-- Start INFORMATION PROVIDED --
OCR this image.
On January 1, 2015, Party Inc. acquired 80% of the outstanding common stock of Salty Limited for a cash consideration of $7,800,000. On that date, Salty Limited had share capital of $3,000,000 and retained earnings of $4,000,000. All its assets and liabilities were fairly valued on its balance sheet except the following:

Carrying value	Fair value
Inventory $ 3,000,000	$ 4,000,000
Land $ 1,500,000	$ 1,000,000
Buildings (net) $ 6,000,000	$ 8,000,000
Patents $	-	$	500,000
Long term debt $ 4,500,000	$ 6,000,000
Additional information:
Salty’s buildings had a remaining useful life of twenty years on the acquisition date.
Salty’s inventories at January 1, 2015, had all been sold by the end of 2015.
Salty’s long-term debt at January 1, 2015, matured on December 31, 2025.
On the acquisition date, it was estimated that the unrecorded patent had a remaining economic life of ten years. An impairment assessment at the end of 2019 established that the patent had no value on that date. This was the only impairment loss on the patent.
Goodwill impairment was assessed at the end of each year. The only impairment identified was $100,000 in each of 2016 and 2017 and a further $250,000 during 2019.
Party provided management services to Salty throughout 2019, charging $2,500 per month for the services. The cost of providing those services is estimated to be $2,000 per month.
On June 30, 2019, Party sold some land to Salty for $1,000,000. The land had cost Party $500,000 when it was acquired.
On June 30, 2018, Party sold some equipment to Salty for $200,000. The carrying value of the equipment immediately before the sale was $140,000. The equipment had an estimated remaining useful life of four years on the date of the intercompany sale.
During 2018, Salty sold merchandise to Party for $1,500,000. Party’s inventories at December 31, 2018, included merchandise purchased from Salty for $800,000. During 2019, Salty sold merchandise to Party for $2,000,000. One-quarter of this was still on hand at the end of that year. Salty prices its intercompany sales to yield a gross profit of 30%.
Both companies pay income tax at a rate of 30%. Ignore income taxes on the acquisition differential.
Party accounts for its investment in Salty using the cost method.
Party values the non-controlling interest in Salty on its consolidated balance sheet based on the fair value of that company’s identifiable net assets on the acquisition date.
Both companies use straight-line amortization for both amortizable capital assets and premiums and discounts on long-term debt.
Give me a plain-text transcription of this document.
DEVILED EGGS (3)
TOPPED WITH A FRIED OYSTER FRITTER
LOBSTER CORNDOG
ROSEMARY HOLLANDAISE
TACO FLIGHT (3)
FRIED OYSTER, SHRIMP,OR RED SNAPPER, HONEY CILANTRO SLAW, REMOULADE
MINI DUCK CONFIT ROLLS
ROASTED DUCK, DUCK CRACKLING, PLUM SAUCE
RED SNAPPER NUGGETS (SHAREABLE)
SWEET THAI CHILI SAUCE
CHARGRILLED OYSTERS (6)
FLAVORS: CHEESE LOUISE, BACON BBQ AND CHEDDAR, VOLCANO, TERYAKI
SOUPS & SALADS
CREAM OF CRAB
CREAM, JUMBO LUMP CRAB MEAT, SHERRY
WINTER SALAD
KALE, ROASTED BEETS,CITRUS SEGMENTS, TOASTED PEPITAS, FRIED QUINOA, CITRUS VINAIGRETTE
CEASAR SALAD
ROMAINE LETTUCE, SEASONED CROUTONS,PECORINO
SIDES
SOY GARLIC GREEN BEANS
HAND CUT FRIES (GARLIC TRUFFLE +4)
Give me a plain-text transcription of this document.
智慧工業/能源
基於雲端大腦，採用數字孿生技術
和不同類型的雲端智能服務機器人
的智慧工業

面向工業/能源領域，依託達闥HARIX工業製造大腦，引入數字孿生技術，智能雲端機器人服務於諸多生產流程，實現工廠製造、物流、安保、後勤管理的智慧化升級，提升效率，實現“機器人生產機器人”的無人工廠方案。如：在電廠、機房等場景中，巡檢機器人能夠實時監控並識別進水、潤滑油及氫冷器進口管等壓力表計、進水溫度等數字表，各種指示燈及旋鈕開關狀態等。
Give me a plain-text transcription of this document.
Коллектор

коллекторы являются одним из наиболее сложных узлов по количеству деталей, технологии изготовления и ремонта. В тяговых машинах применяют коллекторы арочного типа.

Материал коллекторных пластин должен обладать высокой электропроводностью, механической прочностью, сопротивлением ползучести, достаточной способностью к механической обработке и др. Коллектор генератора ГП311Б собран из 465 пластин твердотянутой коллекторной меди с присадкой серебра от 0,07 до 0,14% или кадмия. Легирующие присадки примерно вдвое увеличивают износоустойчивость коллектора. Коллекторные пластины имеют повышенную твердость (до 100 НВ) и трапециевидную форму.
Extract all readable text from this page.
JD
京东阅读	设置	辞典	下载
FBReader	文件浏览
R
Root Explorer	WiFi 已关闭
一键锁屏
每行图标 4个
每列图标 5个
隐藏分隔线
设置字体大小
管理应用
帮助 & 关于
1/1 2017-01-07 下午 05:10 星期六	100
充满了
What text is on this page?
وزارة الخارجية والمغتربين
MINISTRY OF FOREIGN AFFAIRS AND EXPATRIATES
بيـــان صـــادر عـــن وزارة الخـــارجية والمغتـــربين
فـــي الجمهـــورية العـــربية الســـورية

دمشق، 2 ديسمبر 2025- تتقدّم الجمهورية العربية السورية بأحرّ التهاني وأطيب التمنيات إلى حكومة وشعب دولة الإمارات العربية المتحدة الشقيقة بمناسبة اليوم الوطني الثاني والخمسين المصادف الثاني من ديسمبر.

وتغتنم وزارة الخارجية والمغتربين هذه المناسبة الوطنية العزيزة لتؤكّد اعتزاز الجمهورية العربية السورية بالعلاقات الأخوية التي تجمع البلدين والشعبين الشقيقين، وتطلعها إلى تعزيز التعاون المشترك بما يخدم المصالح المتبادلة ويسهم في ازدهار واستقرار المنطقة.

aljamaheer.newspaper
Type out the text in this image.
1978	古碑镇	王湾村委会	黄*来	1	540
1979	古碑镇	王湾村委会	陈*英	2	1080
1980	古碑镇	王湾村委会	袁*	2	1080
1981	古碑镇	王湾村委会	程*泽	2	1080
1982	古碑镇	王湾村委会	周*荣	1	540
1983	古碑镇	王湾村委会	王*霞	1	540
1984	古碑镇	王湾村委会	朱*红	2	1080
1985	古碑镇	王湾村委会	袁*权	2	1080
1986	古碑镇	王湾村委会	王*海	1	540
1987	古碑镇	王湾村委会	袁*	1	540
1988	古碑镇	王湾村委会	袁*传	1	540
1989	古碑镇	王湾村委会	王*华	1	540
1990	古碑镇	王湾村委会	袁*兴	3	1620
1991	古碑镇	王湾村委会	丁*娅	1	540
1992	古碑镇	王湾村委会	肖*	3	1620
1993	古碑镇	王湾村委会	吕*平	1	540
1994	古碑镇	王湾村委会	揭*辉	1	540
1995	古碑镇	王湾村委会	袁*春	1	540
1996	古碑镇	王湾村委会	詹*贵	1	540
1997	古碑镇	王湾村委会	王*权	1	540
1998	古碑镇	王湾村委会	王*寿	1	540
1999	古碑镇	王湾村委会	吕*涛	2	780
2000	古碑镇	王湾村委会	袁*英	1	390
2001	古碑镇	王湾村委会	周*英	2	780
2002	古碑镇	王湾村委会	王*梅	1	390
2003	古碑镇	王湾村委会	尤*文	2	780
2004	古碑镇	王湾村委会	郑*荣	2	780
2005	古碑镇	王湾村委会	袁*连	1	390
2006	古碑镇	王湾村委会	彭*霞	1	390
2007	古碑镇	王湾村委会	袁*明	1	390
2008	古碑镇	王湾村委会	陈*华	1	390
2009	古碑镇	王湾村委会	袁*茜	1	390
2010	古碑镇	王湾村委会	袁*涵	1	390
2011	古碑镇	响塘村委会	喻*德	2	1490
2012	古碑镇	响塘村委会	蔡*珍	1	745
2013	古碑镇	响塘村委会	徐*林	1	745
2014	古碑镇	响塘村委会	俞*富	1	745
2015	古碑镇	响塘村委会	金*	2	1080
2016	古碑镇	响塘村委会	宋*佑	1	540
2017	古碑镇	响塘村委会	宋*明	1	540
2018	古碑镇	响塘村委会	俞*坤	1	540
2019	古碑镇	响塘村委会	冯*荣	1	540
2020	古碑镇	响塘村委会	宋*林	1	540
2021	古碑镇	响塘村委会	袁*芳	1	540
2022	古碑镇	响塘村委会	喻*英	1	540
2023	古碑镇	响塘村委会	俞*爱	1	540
-- End INFORMATION PROVIDED --
BRIEF — Find the lines with the string "ROASTED" and reproduce them.

RESPONSE BELOW —
ROASTED DUCK, DUCK CRACKLING, PLUM SAUCE
KALE, ROASTED BEETS,CITRUS SEGMENTS, TOASTED PEPITAS, FRIED QUINOA, CITRUS VINAIGRETTE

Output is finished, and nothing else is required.